## Exercise aim
Repeat the entire listing exactly.

[Data excerpts]

┌────────

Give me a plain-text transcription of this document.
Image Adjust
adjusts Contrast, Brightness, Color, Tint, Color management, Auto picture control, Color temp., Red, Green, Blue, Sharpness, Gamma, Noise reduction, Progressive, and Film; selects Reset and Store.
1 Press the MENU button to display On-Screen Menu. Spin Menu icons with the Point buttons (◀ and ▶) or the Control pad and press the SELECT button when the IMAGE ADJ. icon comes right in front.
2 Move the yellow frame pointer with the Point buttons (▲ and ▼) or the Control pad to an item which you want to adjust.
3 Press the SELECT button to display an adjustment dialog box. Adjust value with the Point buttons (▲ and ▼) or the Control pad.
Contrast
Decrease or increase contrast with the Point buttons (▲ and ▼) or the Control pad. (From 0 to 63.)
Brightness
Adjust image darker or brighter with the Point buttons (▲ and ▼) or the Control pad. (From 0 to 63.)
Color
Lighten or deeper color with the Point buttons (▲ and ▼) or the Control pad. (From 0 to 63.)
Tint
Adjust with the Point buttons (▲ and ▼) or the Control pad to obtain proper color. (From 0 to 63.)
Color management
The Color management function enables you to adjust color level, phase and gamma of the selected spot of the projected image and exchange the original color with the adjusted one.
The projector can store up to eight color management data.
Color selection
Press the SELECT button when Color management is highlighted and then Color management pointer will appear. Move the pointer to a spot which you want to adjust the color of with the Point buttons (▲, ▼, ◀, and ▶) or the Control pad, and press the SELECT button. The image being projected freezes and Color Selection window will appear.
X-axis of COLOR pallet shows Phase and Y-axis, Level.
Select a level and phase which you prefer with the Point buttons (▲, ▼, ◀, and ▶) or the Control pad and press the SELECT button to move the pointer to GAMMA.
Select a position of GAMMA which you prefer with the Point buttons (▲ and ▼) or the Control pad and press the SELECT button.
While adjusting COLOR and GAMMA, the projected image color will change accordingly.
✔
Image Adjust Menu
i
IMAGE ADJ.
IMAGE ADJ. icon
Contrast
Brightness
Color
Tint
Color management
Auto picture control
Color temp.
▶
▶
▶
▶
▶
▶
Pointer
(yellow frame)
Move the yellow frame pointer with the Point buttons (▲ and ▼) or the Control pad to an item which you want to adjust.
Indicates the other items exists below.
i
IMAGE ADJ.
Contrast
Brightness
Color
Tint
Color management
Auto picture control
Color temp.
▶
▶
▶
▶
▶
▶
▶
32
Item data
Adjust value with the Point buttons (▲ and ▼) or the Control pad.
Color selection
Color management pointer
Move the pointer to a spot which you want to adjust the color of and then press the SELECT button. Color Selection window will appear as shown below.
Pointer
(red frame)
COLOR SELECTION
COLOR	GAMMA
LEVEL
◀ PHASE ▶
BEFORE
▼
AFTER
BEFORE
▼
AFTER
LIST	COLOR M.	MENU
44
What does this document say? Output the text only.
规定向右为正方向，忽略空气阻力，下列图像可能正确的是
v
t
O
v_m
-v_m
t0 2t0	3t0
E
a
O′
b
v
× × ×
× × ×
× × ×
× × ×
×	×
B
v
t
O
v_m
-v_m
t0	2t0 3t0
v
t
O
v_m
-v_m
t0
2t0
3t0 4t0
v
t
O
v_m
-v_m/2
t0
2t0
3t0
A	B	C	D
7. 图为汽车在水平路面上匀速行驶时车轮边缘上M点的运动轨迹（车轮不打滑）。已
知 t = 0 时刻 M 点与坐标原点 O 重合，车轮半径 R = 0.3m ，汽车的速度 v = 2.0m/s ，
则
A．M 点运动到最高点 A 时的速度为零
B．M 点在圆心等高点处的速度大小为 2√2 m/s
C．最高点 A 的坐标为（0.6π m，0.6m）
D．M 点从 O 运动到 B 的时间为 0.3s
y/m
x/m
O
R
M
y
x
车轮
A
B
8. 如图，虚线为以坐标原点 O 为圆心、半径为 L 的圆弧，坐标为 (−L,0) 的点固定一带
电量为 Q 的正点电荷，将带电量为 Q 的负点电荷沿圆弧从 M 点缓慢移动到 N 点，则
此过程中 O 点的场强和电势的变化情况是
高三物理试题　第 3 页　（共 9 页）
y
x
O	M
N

└────────

## Task response
Give me a plain-text transcription of this document.
Image Adjust
adjusts Contrast, Brightness, Color, Tint, Color management, Auto picture control, Color temp., Red, Green, Blue, Sharpness, Gamma, Noise reduction, Progressive, and Film; selects Reset and Store.
1 Press the MENU button to display On-Screen Menu. Spin Menu icons with the Point buttons (◀ and ▶) or the Control pad and press the SELECT button when the IMAGE ADJ. icon comes right in front.
2 Move the yellow frame pointer with the Point buttons (▲ and ▼) or the Control pad to an item which you want to adjust.
3 Press the SELECT button to display an adjustment dialog box. Adjust value with the Point buttons (▲ and ▼) or the Control pad.
Contrast
Decrease or increase contrast with the Point buttons (▲ and ▼) or the Control pad. (From 0 to 63.)
Brightness
Adjust image darker or brighter with the Point buttons (▲ and ▼) or the Control pad. (From 0 to 63.)
Color
Lighten or deeper color with the Point buttons (▲ and ▼) or the Control pad. (From 0 to 63.)
Tint
Adjust with the Point buttons (▲ and ▼) or the Control pad to obtain proper color. (From 0 to 63.)
Color management
The Color management function enables you to adjust color level, phase and gamma of the selected spot of the projected image and exchange the original color with the adjusted one.
The projector can store up to eight color management data.
Color selection
Press the SELECT button when Color management is highlighted and then Color management pointer will appear. Move the pointer to a spot which you want to adjust the color of with the Point buttons (▲, ▼, ◀, and ▶) or the Control pad, and press the SELECT button. The image being projected freezes and Color Selection window will appear.
X-axis of COLOR pallet shows Phase and Y-axis, Level.
Select a level and phase which you prefer with the Point buttons (▲, ▼, ◀, and ▶) or the Control pad and press the SELECT button to move the pointer to GAMMA.
Select a position of GAMMA which you prefer with the Point buttons (▲ and ▼) or the Control pad and press the SELECT button.
While adjusting COLOR and GAMMA, the projected image color will change accordingly.
✔
Image Adjust Menu
i
IMAGE ADJ.
IMAGE ADJ. icon
Contrast
Brightness
Color
Tint
Color management
Auto picture control
Color temp.
▶
▶
▶
▶
▶
▶
Pointer
(yellow frame)
Move the yellow frame pointer with the Point buttons (▲ and ▼) or the Control pad to an item which you want to adjust.
Indicates the other items exists below.
i
IMAGE ADJ.
Contrast
Brightness
Color
Tint
Color management
Auto picture control
Color temp.
▶
▶
▶
▶
▶
▶
▶
32
Item data
Adjust value with the Point buttons (▲ and ▼) or the Control pad.
Color selection
Color management pointer
Move the pointer to a spot which you want to adjust the color of and then press the SELECT button. Color Selection window will appear as shown below.
Pointer
(red frame)
COLOR SELECTION
COLOR	GAMMA
LEVEL
◀ PHASE ▶
BEFORE
▼
AFTER
BEFORE
▼
AFTER
LIST	COLOR M.	MENU
44
What does this document say? Output the text only.
规定向右为正方向，忽略空气阻力，下列图像可能正确的是
v
t
O
v_m
-v_m
t0 2t0	3t0
E
a
O′
b
v
× × ×
× × ×
× × ×
× × ×
×	×
B
v
t
O
v_m
-v_m
t0	2t0 3t0
v
t
O
v_m
-v_m
t0
2t0
3t0 4t0
v
t
O
v_m
-v_m/2
t0
2t0
3t0
A	B	C	D
7. 图为汽车在水平路面上匀速行驶时车轮边缘上M点的运动轨迹（车轮不打滑）。已
知 t = 0 时刻 M 点与坐标原点 O 重合，车轮半径 R = 0.3m ，汽车的速度 v = 2.0m/s ，
则
A．M 点运动到最高点 A 时的速度为零
B．M 点在圆心等高点处的速度大小为 2√2 m/s
C．最高点 A 的坐标为（0.6π m，0.6m）
D．M 点从 O 运动到 B 的时间为 0.3s
y/m
x/m
O
R
M
y
x
车轮
A
B
8. 如图，虚线为以坐标原点 O 为圆心、半径为 L 的圆弧，坐标为 (−L,0) 的点固定一带
电量为 Q 的正点电荷，将带电量为 Q 的负点电荷沿圆弧从 M 点缓慢移动到 N 点，则
此过程中 O 点的场强和电势的变化情况是
高三物理试题　第 3 页　（共 9 页）
y
x
O	M
N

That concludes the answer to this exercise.